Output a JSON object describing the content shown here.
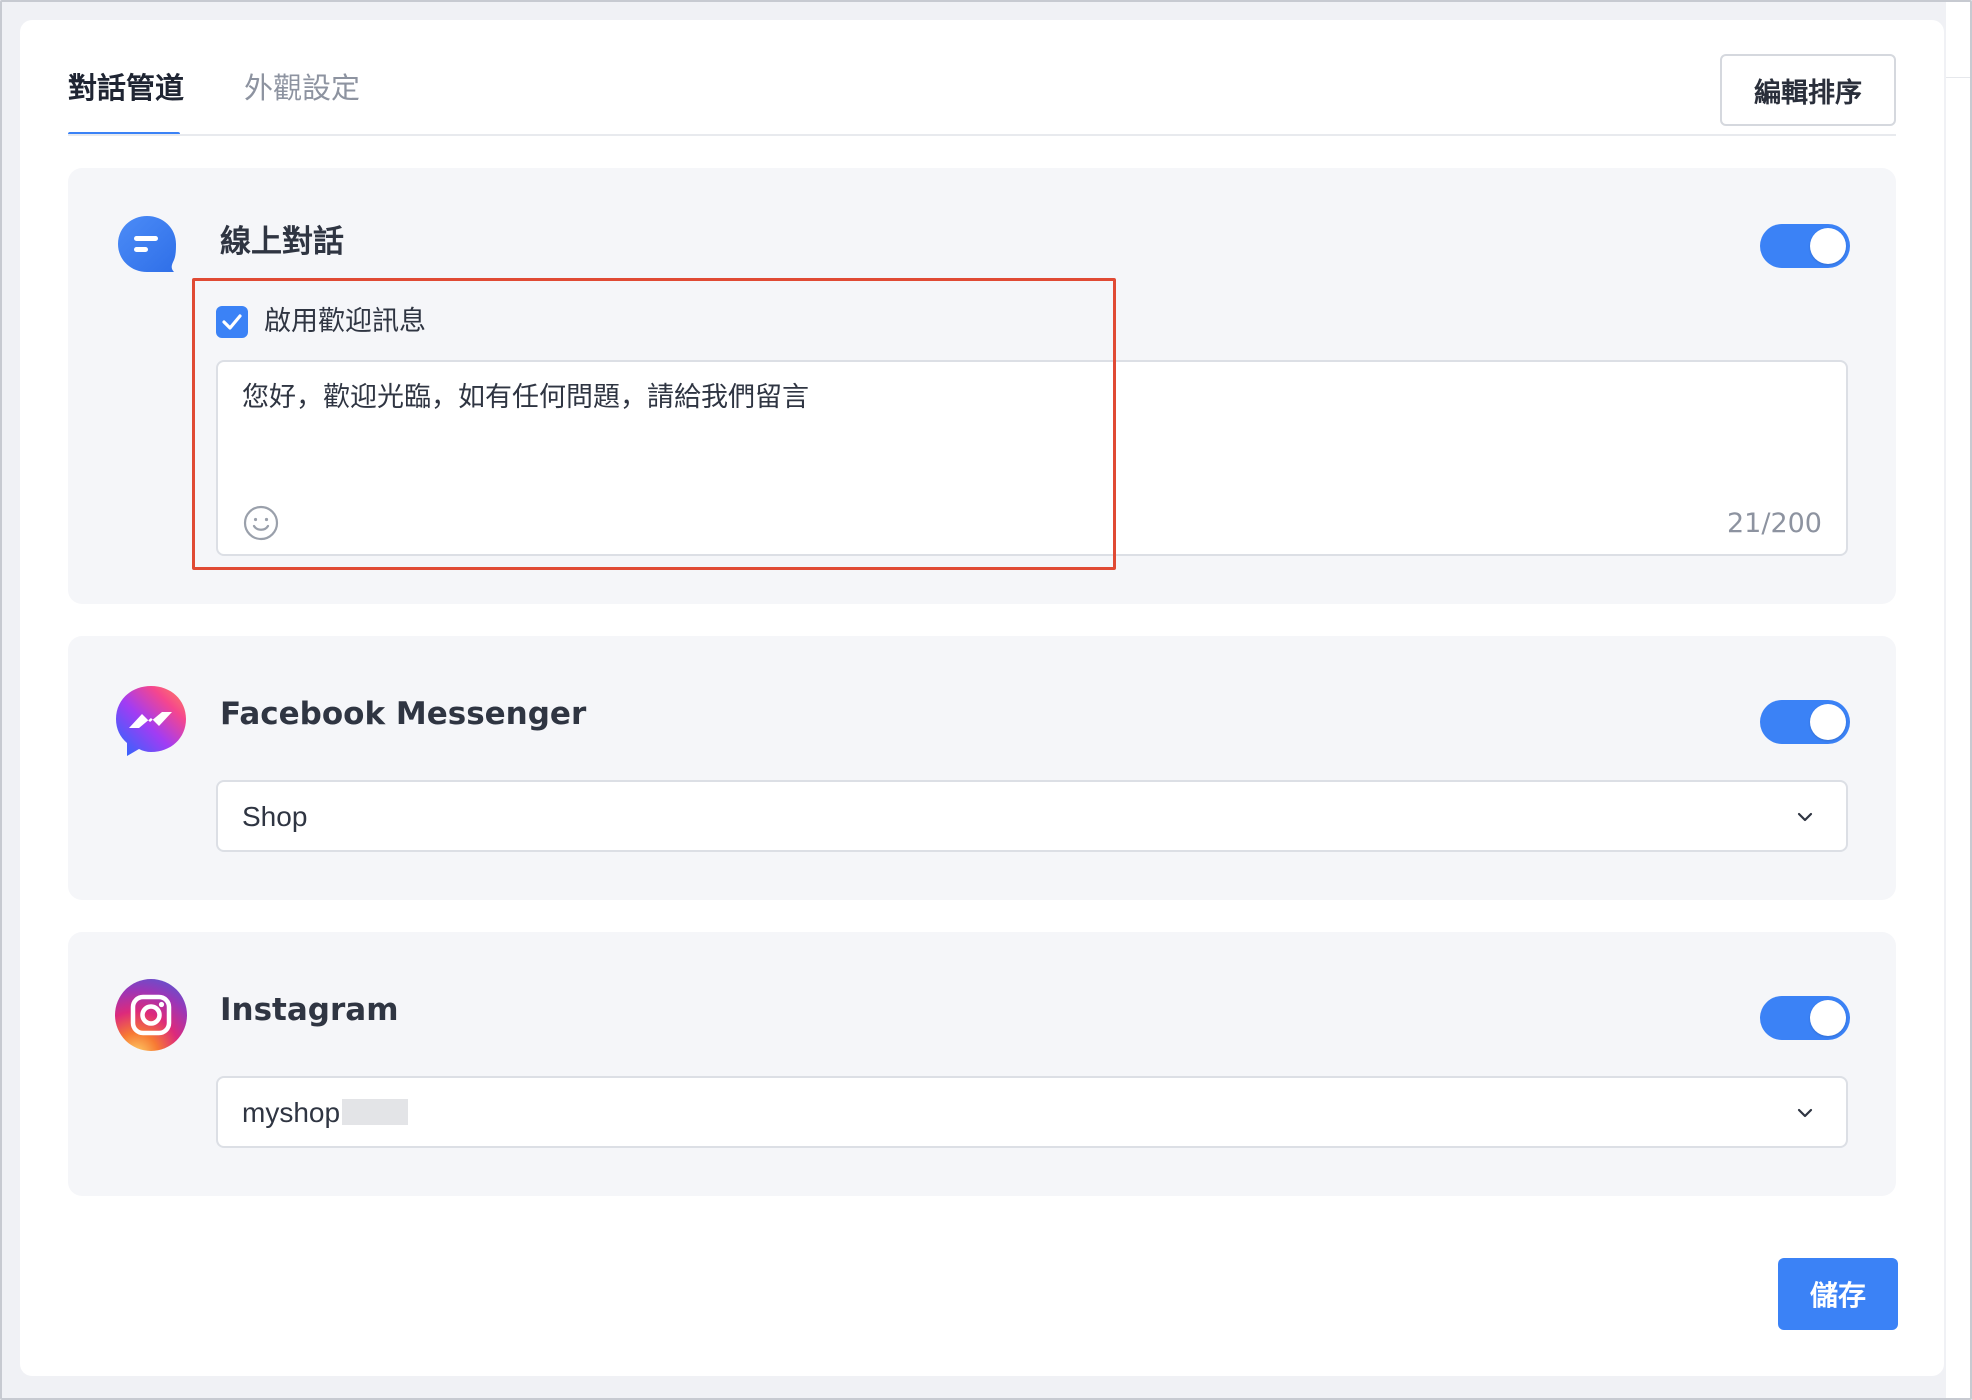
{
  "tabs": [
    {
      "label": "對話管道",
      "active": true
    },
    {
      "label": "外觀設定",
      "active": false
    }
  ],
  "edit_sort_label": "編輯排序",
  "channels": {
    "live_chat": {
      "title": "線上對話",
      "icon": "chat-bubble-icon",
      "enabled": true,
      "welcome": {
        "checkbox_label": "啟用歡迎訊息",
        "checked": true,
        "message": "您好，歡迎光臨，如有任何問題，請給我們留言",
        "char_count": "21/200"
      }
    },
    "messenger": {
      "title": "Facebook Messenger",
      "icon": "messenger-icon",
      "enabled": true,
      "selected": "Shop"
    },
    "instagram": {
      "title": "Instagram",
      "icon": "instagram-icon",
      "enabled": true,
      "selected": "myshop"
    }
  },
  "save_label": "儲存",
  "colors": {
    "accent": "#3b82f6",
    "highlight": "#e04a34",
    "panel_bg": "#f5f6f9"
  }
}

▶ _EXERCISE DETAILS_
Repeat the entries exactly and keep the pictures out of the copy.

▶ _RESULT FOR THIS TASK_
Output a JSON object describing the content shown here.
{
  "tabs": [
    {
      "label": "對話管道",
      "active": true
    },
    {
      "label": "外觀設定",
      "active": false
    }
  ],
  "edit_sort_label": "編輯排序",
  "channels": {
    "live_chat": {
      "title": "線上對話",
      "icon": "chat-bubble-icon",
      "enabled": true,
      "welcome": {
        "checkbox_label": "啟用歡迎訊息",
        "checked": true,
        "message": "您好，歡迎光臨，如有任何問題，請給我們留言",
        "char_count": "21/200"
      }
    },
    "messenger": {
      "title": "Facebook Messenger",
      "icon": "messenger-icon",
      "enabled": true,
      "selected": "Shop"
    },
    "instagram": {
      "title": "Instagram",
      "icon": "instagram-icon",
      "enabled": true,
      "selected": "myshop"
    }
  },
  "save_label": "儲存",
  "colors": {
    "accent": "#3b82f6",
    "highlight": "#e04a34",
    "panel_bg": "#f5f6f9"
  }
}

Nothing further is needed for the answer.